_Given data_
►

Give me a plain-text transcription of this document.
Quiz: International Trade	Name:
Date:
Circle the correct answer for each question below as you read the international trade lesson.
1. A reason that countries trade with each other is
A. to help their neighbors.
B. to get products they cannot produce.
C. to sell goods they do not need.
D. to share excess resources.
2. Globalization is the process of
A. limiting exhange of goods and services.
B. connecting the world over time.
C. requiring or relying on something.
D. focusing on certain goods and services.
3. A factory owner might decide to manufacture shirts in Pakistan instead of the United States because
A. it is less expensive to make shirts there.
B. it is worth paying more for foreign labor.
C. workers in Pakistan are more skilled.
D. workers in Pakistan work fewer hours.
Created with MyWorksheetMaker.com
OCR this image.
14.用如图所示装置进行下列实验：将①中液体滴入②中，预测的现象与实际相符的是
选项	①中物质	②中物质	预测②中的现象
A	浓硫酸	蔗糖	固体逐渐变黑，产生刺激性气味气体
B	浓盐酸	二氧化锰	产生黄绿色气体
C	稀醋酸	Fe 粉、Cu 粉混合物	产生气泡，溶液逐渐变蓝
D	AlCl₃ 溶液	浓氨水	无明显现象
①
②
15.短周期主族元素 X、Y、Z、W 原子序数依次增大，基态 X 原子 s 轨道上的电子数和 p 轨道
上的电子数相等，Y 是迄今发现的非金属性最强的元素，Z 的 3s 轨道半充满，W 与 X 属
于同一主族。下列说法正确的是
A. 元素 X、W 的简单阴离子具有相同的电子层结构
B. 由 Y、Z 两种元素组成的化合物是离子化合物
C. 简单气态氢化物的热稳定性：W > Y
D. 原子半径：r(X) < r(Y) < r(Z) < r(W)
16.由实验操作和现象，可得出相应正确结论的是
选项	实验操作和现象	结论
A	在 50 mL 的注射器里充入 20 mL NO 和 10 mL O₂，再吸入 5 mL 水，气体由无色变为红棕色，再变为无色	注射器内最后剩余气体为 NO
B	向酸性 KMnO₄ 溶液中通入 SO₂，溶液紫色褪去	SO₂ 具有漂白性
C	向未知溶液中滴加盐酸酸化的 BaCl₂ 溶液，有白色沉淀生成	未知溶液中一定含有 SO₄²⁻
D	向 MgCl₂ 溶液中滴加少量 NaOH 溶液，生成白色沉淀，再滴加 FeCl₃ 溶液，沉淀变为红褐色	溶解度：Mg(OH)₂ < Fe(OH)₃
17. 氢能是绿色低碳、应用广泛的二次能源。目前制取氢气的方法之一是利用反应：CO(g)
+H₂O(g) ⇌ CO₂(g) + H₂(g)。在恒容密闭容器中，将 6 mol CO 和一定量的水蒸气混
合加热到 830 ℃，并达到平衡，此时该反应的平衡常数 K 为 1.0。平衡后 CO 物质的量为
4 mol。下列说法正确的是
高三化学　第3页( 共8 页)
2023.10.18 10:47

◄

_Exercise objective_
Reproduce only the lines between the line containing "OCR this image." and the last line of the records, those two lines included, exactly.

_Answer_
OCR this image.
14.用如图所示装置进行下列实验：将①中液体滴入②中，预测的现象与实际相符的是
选项	①中物质	②中物质	预测②中的现象
A	浓硫酸	蔗糖	固体逐渐变黑，产生刺激性气味气体
B	浓盐酸	二氧化锰	产生黄绿色气体
C	稀醋酸	Fe 粉、Cu 粉混合物	产生气泡，溶液逐渐变蓝
D	AlCl₃ 溶液	浓氨水	无明显现象
①
②
15.短周期主族元素 X、Y、Z、W 原子序数依次增大，基态 X 原子 s 轨道上的电子数和 p 轨道
上的电子数相等，Y 是迄今发现的非金属性最强的元素，Z 的 3s 轨道半充满，W 与 X 属
于同一主族。下列说法正确的是
A. 元素 X、W 的简单阴离子具有相同的电子层结构
B. 由 Y、Z 两种元素组成的化合物是离子化合物
C. 简单气态氢化物的热稳定性：W > Y
D. 原子半径：r(X) < r(Y) < r(Z) < r(W)
16.由实验操作和现象，可得出相应正确结论的是
选项	实验操作和现象	结论
A	在 50 mL 的注射器里充入 20 mL NO 和 10 mL O₂，再吸入 5 mL 水，气体由无色变为红棕色，再变为无色	注射器内最后剩余气体为 NO
B	向酸性 KMnO₄ 溶液中通入 SO₂，溶液紫色褪去	SO₂ 具有漂白性
C	向未知溶液中滴加盐酸酸化的 BaCl₂ 溶液，有白色沉淀生成	未知溶液中一定含有 SO₄²⁻
D	向 MgCl₂ 溶液中滴加少量 NaOH 溶液，生成白色沉淀，再滴加 FeCl₃ 溶液，沉淀变为红褐色	溶解度：Mg(OH)₂ < Fe(OH)₃
17. 氢能是绿色低碳、应用广泛的二次能源。目前制取氢气的方法之一是利用反应：CO(g)
+H₂O(g) ⇌ CO₂(g) + H₂(g)。在恒容密闭容器中，将 6 mol CO 和一定量的水蒸气混
合加热到 830 ℃，并达到平衡，此时该反应的平衡常数 K 为 1.0。平衡后 CO 物质的量为
4 mol。下列说法正确的是
高三化学　第3页( 共8 页)
2023.10.18 10:47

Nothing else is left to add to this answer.